§ **GOAL OF THE EXERCISE**: Transcribe each line exactly.

══════════════════════════════

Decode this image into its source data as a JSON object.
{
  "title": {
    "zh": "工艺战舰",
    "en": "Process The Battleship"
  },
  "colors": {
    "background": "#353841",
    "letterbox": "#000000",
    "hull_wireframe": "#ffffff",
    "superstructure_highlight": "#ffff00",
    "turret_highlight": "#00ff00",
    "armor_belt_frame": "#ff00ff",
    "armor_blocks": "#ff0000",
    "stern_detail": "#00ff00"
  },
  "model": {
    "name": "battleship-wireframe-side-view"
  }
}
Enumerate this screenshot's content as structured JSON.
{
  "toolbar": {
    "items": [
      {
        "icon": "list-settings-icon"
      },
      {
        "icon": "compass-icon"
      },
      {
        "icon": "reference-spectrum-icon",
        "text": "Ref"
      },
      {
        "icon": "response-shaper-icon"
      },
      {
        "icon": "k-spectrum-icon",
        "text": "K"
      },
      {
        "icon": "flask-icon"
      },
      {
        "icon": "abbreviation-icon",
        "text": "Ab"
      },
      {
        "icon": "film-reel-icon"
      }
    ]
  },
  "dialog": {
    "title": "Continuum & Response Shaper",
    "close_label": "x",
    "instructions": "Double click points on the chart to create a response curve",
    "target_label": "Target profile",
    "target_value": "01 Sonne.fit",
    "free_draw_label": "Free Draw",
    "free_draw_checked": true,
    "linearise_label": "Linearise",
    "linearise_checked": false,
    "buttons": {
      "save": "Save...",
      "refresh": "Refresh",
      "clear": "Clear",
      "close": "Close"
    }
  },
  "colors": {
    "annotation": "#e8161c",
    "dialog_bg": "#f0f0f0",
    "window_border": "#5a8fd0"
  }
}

══════════════════════════════

§ **RESPONSE**:
Decode this image into its source data as a JSON object.
{
  "title": {
    "zh": "工艺战舰",
    "en": "Process The Battleship"
  },
  "colors": {
    "background": "#353841",
    "letterbox": "#000000",
    "hull_wireframe": "#ffffff",
    "superstructure_highlight": "#ffff00",
    "turret_highlight": "#00ff00",
    "armor_belt_frame": "#ff00ff",
    "armor_blocks": "#ff0000",
    "stern_detail": "#00ff00"
  },
  "model": {
    "name": "battleship-wireframe-side-view"
  }
}
Enumerate this screenshot's content as structured JSON.
{
  "toolbar": {
    "items": [
      {
        "icon": "list-settings-icon"
      },
      {
        "icon": "compass-icon"
      },
      {
        "icon": "reference-spectrum-icon",
        "text": "Ref"
      },
      {
        "icon": "response-shaper-icon"
      },
      {
        "icon": "k-spectrum-icon",
        "text": "K"
      },
      {
        "icon": "flask-icon"
      },
      {
        "icon": "abbreviation-icon",
        "text": "Ab"
      },
      {
        "icon": "film-reel-icon"
      }
    ]
  },
  "dialog": {
    "title": "Continuum & Response Shaper",
    "close_label": "x",
    "instructions": "Double click points on the chart to create a response curve",
    "target_label": "Target profile",
    "target_value": "01 Sonne.fit",
    "free_draw_label": "Free Draw",
    "free_draw_checked": true,
    "linearise_label": "Linearise",
    "linearise_checked": false,
    "buttons": {
      "save": "Save...",
      "refresh": "Refresh",
      "clear": "Clear",
      "close": "Close"
    }
  },
  "colors": {
    "annotation": "#e8161c",
    "dialog_bg": "#f0f0f0",
    "window_border": "#5a8fd0"
  }
}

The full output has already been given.